--- Description of the task ---
Restate all of the entries exactly, dropping any pictures they hold.

━━━ Material for this exercise

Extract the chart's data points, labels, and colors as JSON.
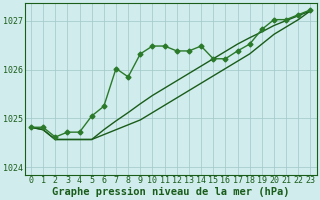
{
  "xlabel": "Graphe pression niveau de la mer (hPa)",
  "ylim": [
    1023.85,
    1027.35
  ],
  "xlim": [
    -0.5,
    23.5
  ],
  "yticks": [
    1024,
    1025,
    1026,
    1027
  ],
  "xticks": [
    0,
    1,
    2,
    3,
    4,
    5,
    6,
    7,
    8,
    9,
    10,
    11,
    12,
    13,
    14,
    15,
    16,
    17,
    18,
    19,
    20,
    21,
    22,
    23
  ],
  "bg_color": "#d0ecec",
  "grid_color": "#a0c8c8",
  "line_color_dark": "#1a5c1a",
  "line_color_med": "#2a7a2a",
  "series_main": [
    1024.82,
    1024.82,
    1024.62,
    1024.72,
    1024.72,
    1025.05,
    1025.25,
    1026.02,
    1025.85,
    1026.32,
    1026.48,
    1026.48,
    1026.38,
    1026.38,
    1026.48,
    1026.22,
    1026.22,
    1026.38,
    1026.52,
    1026.82,
    1027.02,
    1027.02,
    1027.12,
    1027.22
  ],
  "series_line2": [
    1024.82,
    1024.77,
    1024.57,
    1024.57,
    1024.57,
    1024.57,
    1024.77,
    1024.95,
    1025.12,
    1025.3,
    1025.47,
    1025.62,
    1025.77,
    1025.92,
    1026.07,
    1026.22,
    1026.37,
    1026.52,
    1026.65,
    1026.77,
    1026.9,
    1027.0,
    1027.1,
    1027.2
  ],
  "series_line3": [
    1024.82,
    1024.77,
    1024.57,
    1024.57,
    1024.57,
    1024.57,
    1024.67,
    1024.77,
    1024.87,
    1024.97,
    1025.12,
    1025.27,
    1025.42,
    1025.57,
    1025.72,
    1025.87,
    1026.02,
    1026.17,
    1026.32,
    1026.52,
    1026.72,
    1026.87,
    1027.02,
    1027.2
  ],
  "marker": "D",
  "markersize": 2.5,
  "linewidth": 1.0,
  "tick_fontsize": 6,
  "label_fontsize": 7.5
}
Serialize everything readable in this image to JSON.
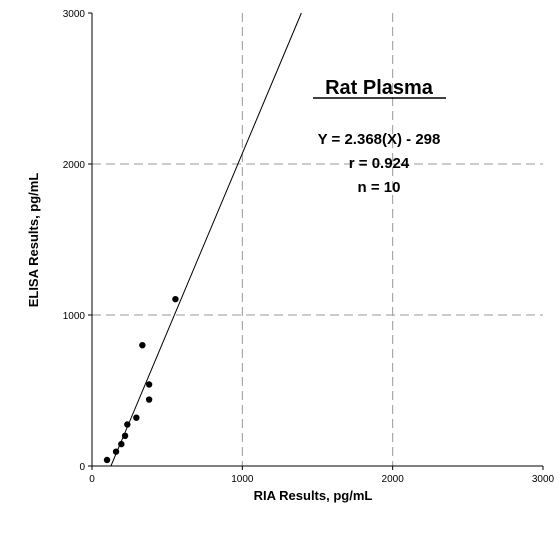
{
  "chart_data": {
    "type": "scatter",
    "title": "",
    "xlabel": "RIA Results, pg/mL",
    "ylabel": "ELISA Results, pg/mL",
    "xlim": [
      0,
      3000
    ],
    "ylim": [
      0,
      3000
    ],
    "x_ticks": [
      "0",
      "1000",
      "2000",
      "3000"
    ],
    "y_ticks": [
      "0",
      "1000",
      "2000",
      "3000"
    ],
    "gridlines": {
      "x": [
        1000,
        2000
      ],
      "y": [
        1000,
        2000
      ],
      "style": "dashed"
    },
    "series": [
      {
        "points": [
          {
            "x": 100,
            "y": 40
          },
          {
            "x": 160,
            "y": 95
          },
          {
            "x": 195,
            "y": 145
          },
          {
            "x": 220,
            "y": 200
          },
          {
            "x": 235,
            "y": 275
          },
          {
            "x": 295,
            "y": 320
          },
          {
            "x": 335,
            "y": 800
          },
          {
            "x": 380,
            "y": 540
          },
          {
            "x": 380,
            "y": 440
          },
          {
            "x": 555,
            "y": 1105
          }
        ]
      }
    ],
    "regression_line": {
      "slope": 2.368,
      "intercept": -298
    },
    "annotations": {
      "panel_title": "Rat Plasma",
      "equation": "Y = 2.368(X) - 298",
      "r": "r = 0.924",
      "n": "n = 10"
    }
  }
}
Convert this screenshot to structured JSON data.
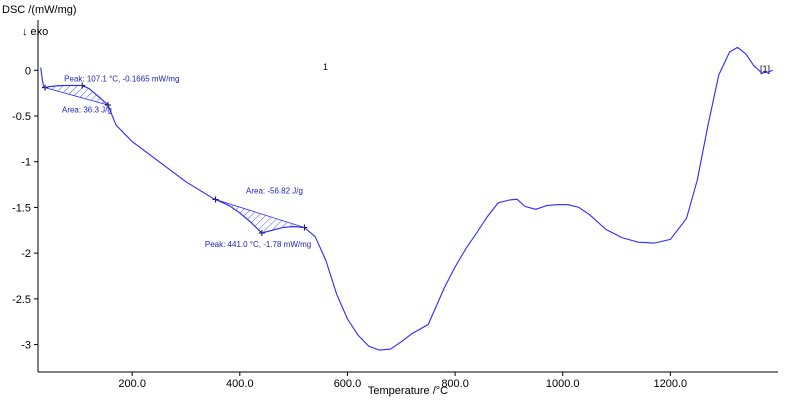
{
  "chart_data": {
    "type": "line",
    "ylabel": "DSC /(mW/mg)",
    "direction_label": "↓ exo",
    "xlabel": "Temperature /°C",
    "curve_id": "1",
    "segment_label": "[1]",
    "xlim": [
      25,
      1400
    ],
    "ylim": [
      -3.3,
      0.55
    ],
    "x_ticks": [
      {
        "value": 200,
        "label": "200.0"
      },
      {
        "value": 400,
        "label": "400.0"
      },
      {
        "value": 600,
        "label": "600.0"
      },
      {
        "value": 800,
        "label": "800.0"
      },
      {
        "value": 1000,
        "label": "1000.0"
      },
      {
        "value": 1200,
        "label": "1200.0"
      }
    ],
    "y_ticks": [
      {
        "value": 0,
        "label": "0"
      },
      {
        "value": -0.5,
        "label": "-0.5"
      },
      {
        "value": -1,
        "label": "-1"
      },
      {
        "value": -1.5,
        "label": "-1.5"
      },
      {
        "value": -2,
        "label": "-2"
      },
      {
        "value": -2.5,
        "label": "-2.5"
      },
      {
        "value": -3,
        "label": "-3"
      }
    ],
    "series": [
      {
        "color": "#2a2aff",
        "x": [
          30,
          33,
          35,
          38,
          45,
          60,
          80,
          100,
          107,
          120,
          140,
          155,
          170,
          200,
          250,
          300,
          350,
          380,
          400,
          420,
          441,
          460,
          480,
          500,
          520,
          540,
          560,
          580,
          600,
          620,
          640,
          660,
          680,
          700,
          720,
          750,
          780,
          800,
          820,
          840,
          860,
          880,
          900,
          915,
          930,
          950,
          970,
          990,
          1010,
          1030,
          1050,
          1080,
          1110,
          1140,
          1170,
          1200,
          1230,
          1250,
          1270,
          1290,
          1310,
          1325,
          1340,
          1355,
          1370,
          1382,
          1390
        ],
        "y": [
          0.03,
          -0.1,
          -0.17,
          -0.19,
          -0.18,
          -0.17,
          -0.165,
          -0.165,
          -0.1665,
          -0.2,
          -0.3,
          -0.38,
          -0.6,
          -0.78,
          -1.0,
          -1.22,
          -1.4,
          -1.48,
          -1.56,
          -1.66,
          -1.78,
          -1.75,
          -1.72,
          -1.71,
          -1.72,
          -1.82,
          -2.08,
          -2.45,
          -2.72,
          -2.9,
          -3.02,
          -3.06,
          -3.05,
          -2.97,
          -2.88,
          -2.78,
          -2.38,
          -2.15,
          -1.95,
          -1.78,
          -1.6,
          -1.45,
          -1.42,
          -1.41,
          -1.49,
          -1.52,
          -1.48,
          -1.47,
          -1.47,
          -1.5,
          -1.58,
          -1.74,
          -1.83,
          -1.88,
          -1.89,
          -1.85,
          -1.62,
          -1.2,
          -0.6,
          -0.05,
          0.2,
          0.25,
          0.18,
          0.05,
          -0.03,
          -0.02,
          0.0
        ]
      }
    ],
    "annotations": [
      {
        "peak_label": "Peak: 107.1 °C, -0.1665 mW/mg",
        "area_label": "Area: 36.3 J/g",
        "peak_x": 107.1,
        "peak_y": -0.1665,
        "range": [
          38,
          155
        ]
      },
      {
        "peak_label": "Peak: 441.0 °C, -1.78 mW/mg",
        "area_label": "Area: -56.82 J/g",
        "peak_x": 441.0,
        "peak_y": -1.78,
        "range": [
          355,
          520
        ]
      }
    ]
  }
}
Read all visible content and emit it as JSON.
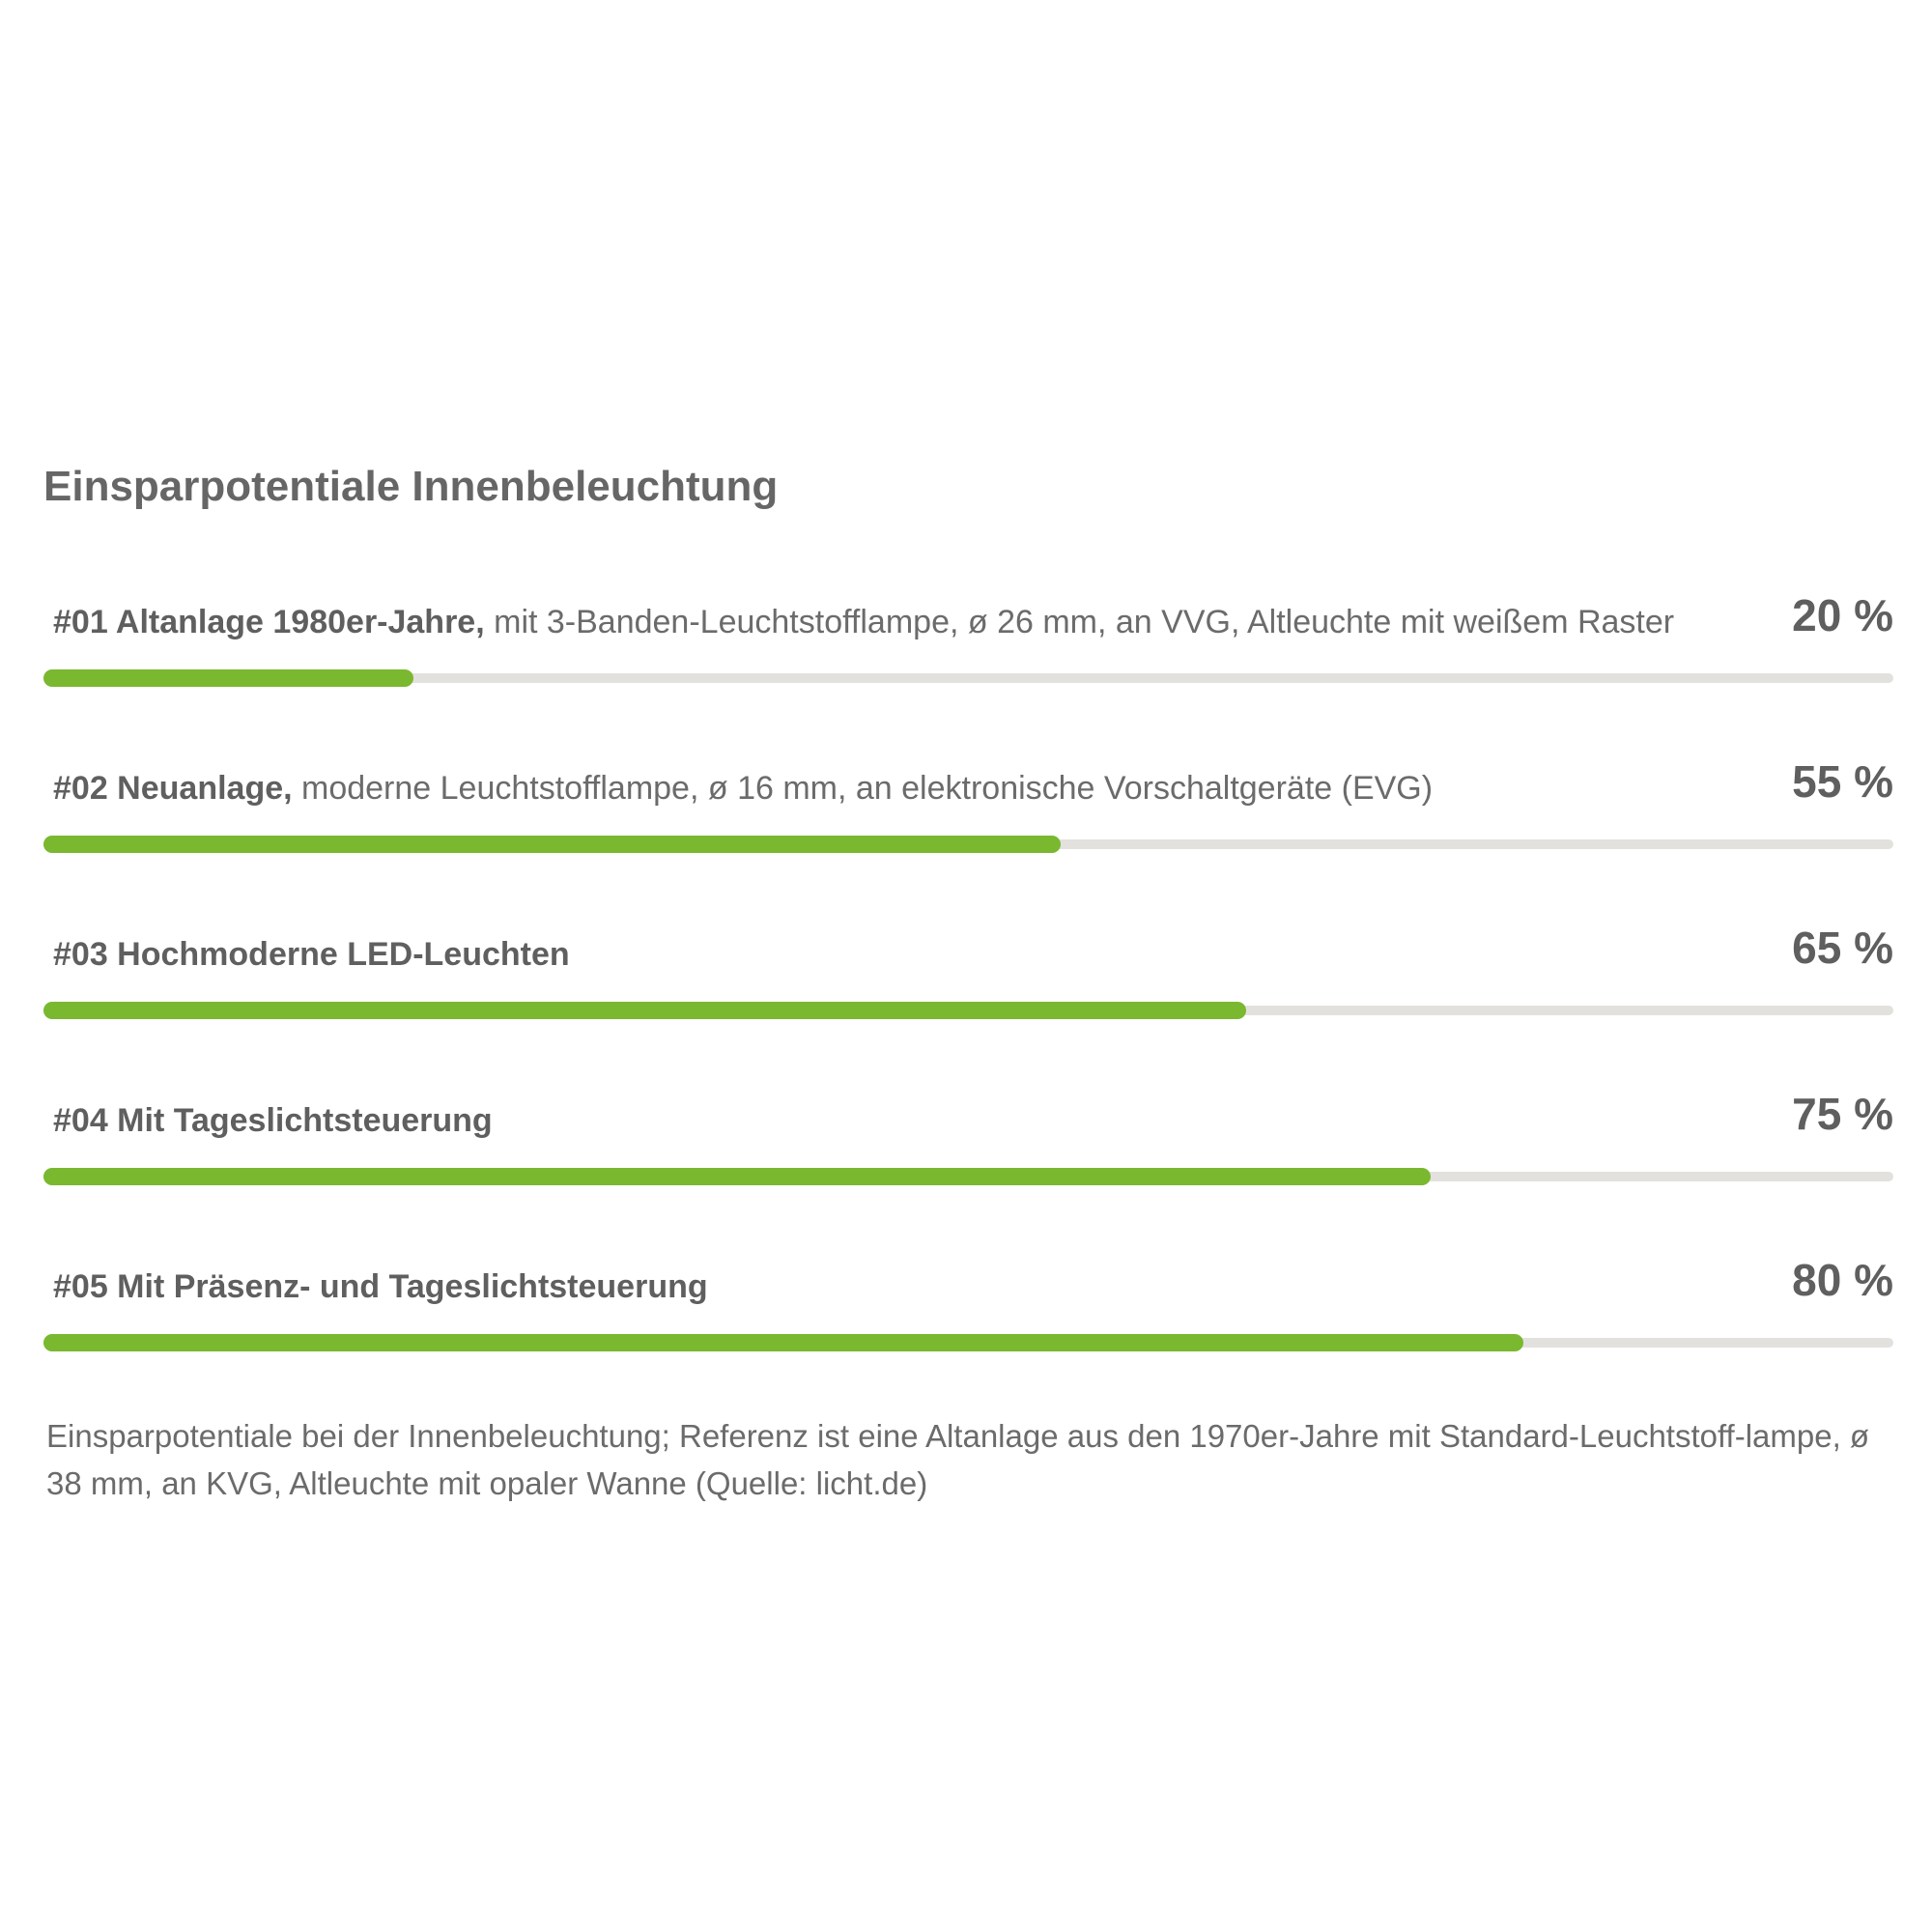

━━━━━━

--- Exercise answer ---
Extract the chart's data points, labels, and colors as JSON.
{
  "xlabel": "Graphe pression niveau de la mer (hPa)",
  "ylim": [
    1023.85,
    1027.35
  ],
  "xlim": [
    -0.5,
    23.5
  ],
  "yticks": [
    1024,
    1025,
    1026,
    1027
  ],
  "xticks": [
    0,
    1,
    2,
    3,
    4,
    5,
    6,
    7,
    8,
    9,
    10,
    11,
    12,
    13,
    14,
    15,
    16,
    17,
    18,
    19,
    20,
    21,
    22,
    23
  ],
  "bg_color": "#d0ecec",
  "grid_color": "#a0c8c8",
  "line_color_dark": "#1a5c1a",
  "line_color_med": "#2a7a2a",
  "series_main": [
    1024.82,
    1024.82,
    1024.62,
    1024.72,
    1024.72,
    1025.05,
    1025.25,
    1026.02,
    1025.85,
    1026.32,
    1026.48,
    1026.48,
    1026.38,
    1026.38,
    1026.48,
    1026.22,
    1026.22,
    1026.38,
    1026.52,
    1026.82,
    1027.02,
    1027.02,
    1027.12,
    1027.22
  ],
  "series_line2": [
    1024.82,
    1024.77,
    1024.57,
    1024.57,
    1024.57,
    1024.57,
    1024.77,
    1024.95,
    1025.12,
    1025.3,
    1025.47,
    1025.62,
    1025.77,
    1025.92,
    1026.07,
    1026.22,
    1026.37,
    1026.52,
    1026.65,
    1026.77,
    1026.9,
    1027.0,
    1027.1,
    1027.2
  ],
  "series_line3": [
    1024.82,
    1024.77,
    1024.57,
    1024.57,
    1024.57,
    1024.57,
    1024.67,
    1024.77,
    1024.87,
    1024.97,
    1025.12,
    1025.27,
    1025.42,
    1025.57,
    1025.72,
    1025.87,
    1026.02,
    1026.17,
    1026.32,
    1026.52,
    1026.72,
    1026.87,
    1027.02,
    1027.2
  ],
  "marker": "D",
  "markersize": 2.5,
  "linewidth": 1.0,
  "tick_fontsize": 6,
  "label_fontsize": 7.5
}
Serialize everything readable in this image to JSON.
{
  "chart_data": {
    "type": "scatter",
    "title": "",
    "xlabel": "RIA Results, pg/mL",
    "ylabel": "ELISA Results, pg/mL",
    "xlim": [
      0,
      3000
    ],
    "ylim": [
      0,
      3000
    ],
    "x_ticks": [
      "0",
      "1000",
      "2000",
      "3000"
    ],
    "y_ticks": [
      "0",
      "1000",
      "2000",
      "3000"
    ],
    "gridlines": {
      "x": [
        1000,
        2000
      ],
      "y": [
        1000,
        2000
      ],
      "style": "dashed"
    },
    "series": [
      {
        "points": [
          {
            "x": 100,
            "y": 40
          },
          {
            "x": 160,
            "y": 95
          },
          {
            "x": 195,
            "y": 145
          },
          {
            "x": 220,
            "y": 200
          },
          {
            "x": 235,
            "y": 275
          },
          {
            "x": 295,
            "y": 320
          },
          {
            "x": 335,
            "y": 800
          },
          {
            "x": 380,
            "y": 540
          },
          {
            "x": 380,
            "y": 440
          },
          {
            "x": 555,
            "y": 1105
          }
        ]
      }
    ],
    "regression_line": {
      "slope": 2.368,
      "intercept": -298
    },
    "annotations": {
      "panel_title": "Rat Plasma",
      "equation": "Y = 2.368(X) - 298",
      "r": "r = 0.924",
      "n": "n = 10"
    }
  }
}
Convert this screenshot to structured JSON data.
{
  "chart_data": {
    "type": "line",
    "ylabel": "DSC /(mW/mg)",
    "direction_label": "↓ exo",
    "xlabel": "Temperature /°C",
    "curve_id": "1",
    "segment_label": "[1]",
    "xlim": [
      25,
      1400
    ],
    "ylim": [
      -3.3,
      0.55
    ],
    "x_ticks": [
      {
        "value": 200,
        "label": "200.0"
      },
      {
        "value": 400,
        "label": "400.0"
      },
      {
        "value": 600,
        "label": "600.0"
      },
      {
        "value": 800,
        "label": "800.0"
      },
      {
        "value": 1000,
        "label": "1000.0"
      },
      {
        "value": 1200,
        "label": "1200.0"
      }
    ],
    "y_ticks": [
      {
        "value": 0,
        "label": "0"
      },
      {
        "value": -0.5,
        "label": "-0.5"
      },
      {
        "value": -1,
        "label": "-1"
      },
      {
        "value": -1.5,
        "label": "-1.5"
      },
      {
        "value": -2,
        "label": "-2"
      },
      {
        "value": -2.5,
        "label": "-2.5"
      },
      {
        "value": -3,
        "label": "-3"
      }
    ],
    "series": [
      {
        "color": "#2a2aff",
        "x": [
          30,
          33,
          35,
          38,
          45,
          60,
          80,
          100,
          107,
          120,
          140,
          155,
          170,
          200,
          250,
          300,
          350,
          380,
          400,
          420,
          441,
          460,
          480,
          500,
          520,
          540,
          560,
          580,
          600,
          620,
          640,
          660,
          680,
          700,
          720,
          750,
          780,
          800,
          820,
          840,
          860,
          880,
          900,
          915,
          930,
          950,
          970,
          990,
          1010,
          1030,
          1050,
          1080,
          1110,
          1140,
          1170,
          1200,
          1230,
          1250,
          1270,
          1290,
          1310,
          1325,
          1340,
          1355,
          1370,
          1382,
          1390
        ],
        "y": [
          0.03,
          -0.1,
          -0.17,
          -0.19,
          -0.18,
          -0.17,
          -0.165,
          -0.165,
          -0.1665,
          -0.2,
          -0.3,
          -0.38,
          -0.6,
          -0.78,
          -1.0,
          -1.22,
          -1.4,
          -1.48,
          -1.56,
          -1.66,
          -1.78,
          -1.75,
          -1.72,
          -1.71,
          -1.72,
          -1.82,
          -2.08,
          -2.45,
          -2.72,
          -2.9,
          -3.02,
          -3.06,
          -3.05,
          -2.97,
          -2.88,
          -2.78,
          -2.38,
          -2.15,
          -1.95,
          -1.78,
          -1.6,
          -1.45,
          -1.42,
          -1.41,
          -1.49,
          -1.52,
          -1.48,
          -1.47,
          -1.47,
          -1.5,
          -1.58,
          -1.74,
          -1.83,
          -1.88,
          -1.89,
          -1.85,
          -1.62,
          -1.2,
          -0.6,
          -0.05,
          0.2,
          0.25,
          0.18,
          0.05,
          -0.03,
          -0.02,
          0.0
        ]
      }
    ],
    "annotations": [
      {
        "peak_label": "Peak: 107.1 °C, -0.1665 mW/mg",
        "area_label": "Area: 36.3 J/g",
        "peak_x": 107.1,
        "peak_y": -0.1665,
        "range": [
          38,
          155
        ]
      },
      {
        "peak_label": "Peak: 441.0 °C, -1.78 mW/mg",
        "area_label": "Area: -56.82 J/g",
        "peak_x": 441.0,
        "peak_y": -1.78,
        "range": [
          355,
          520
        ]
      }
    ]
  }
}
Read all visible content and emit it as JSON.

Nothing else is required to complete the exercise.